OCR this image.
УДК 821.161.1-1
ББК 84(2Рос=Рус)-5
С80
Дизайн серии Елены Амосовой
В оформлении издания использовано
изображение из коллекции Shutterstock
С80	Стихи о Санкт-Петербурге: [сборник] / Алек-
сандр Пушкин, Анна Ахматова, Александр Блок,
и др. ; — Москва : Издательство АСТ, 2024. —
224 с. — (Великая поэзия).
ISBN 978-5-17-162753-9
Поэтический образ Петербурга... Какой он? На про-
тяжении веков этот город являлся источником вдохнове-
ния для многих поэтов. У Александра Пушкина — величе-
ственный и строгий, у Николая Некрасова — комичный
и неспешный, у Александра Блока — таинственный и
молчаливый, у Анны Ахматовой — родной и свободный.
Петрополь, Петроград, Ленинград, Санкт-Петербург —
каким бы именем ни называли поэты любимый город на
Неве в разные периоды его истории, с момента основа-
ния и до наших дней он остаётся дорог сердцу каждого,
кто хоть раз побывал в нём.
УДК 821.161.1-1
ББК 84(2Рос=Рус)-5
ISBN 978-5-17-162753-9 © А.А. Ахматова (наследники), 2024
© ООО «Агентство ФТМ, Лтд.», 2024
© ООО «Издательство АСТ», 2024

═══

AIM - Retype every entry above, word for word.

OUTPUT OF THE EXERCISE -
OCR this image.
УДК 821.161.1-1
ББК 84(2Рос=Рус)-5
С80
Дизайн серии Елены Амосовой
В оформлении издания использовано
изображение из коллекции Shutterstock
С80	Стихи о Санкт-Петербурге: [сборник] / Алек-
сандр Пушкин, Анна Ахматова, Александр Блок,
и др. ; — Москва : Издательство АСТ, 2024. —
224 с. — (Великая поэзия).
ISBN 978-5-17-162753-9
Поэтический образ Петербурга... Какой он? На про-
тяжении веков этот город являлся источником вдохнове-
ния для многих поэтов. У Александра Пушкина — величе-
ственный и строгий, у Николая Некрасова — комичный
и неспешный, у Александра Блока — таинственный и
молчаливый, у Анны Ахматовой — родной и свободный.
Петрополь, Петроград, Ленинград, Санкт-Петербург —
каким бы именем ни называли поэты любимый город на
Неве в разные периоды его истории, с момента основа-
ния и до наших дней он остаётся дорог сердцу каждого,
кто хоть раз побывал в нём.
УДК 821.161.1-1
ББК 84(2Рос=Рус)-5
ISBN 978-5-17-162753-9 © А.А. Ахматова (наследники), 2024
© ООО «Агентство ФТМ, Лтд.», 2024
© ООО «Издательство АСТ», 2024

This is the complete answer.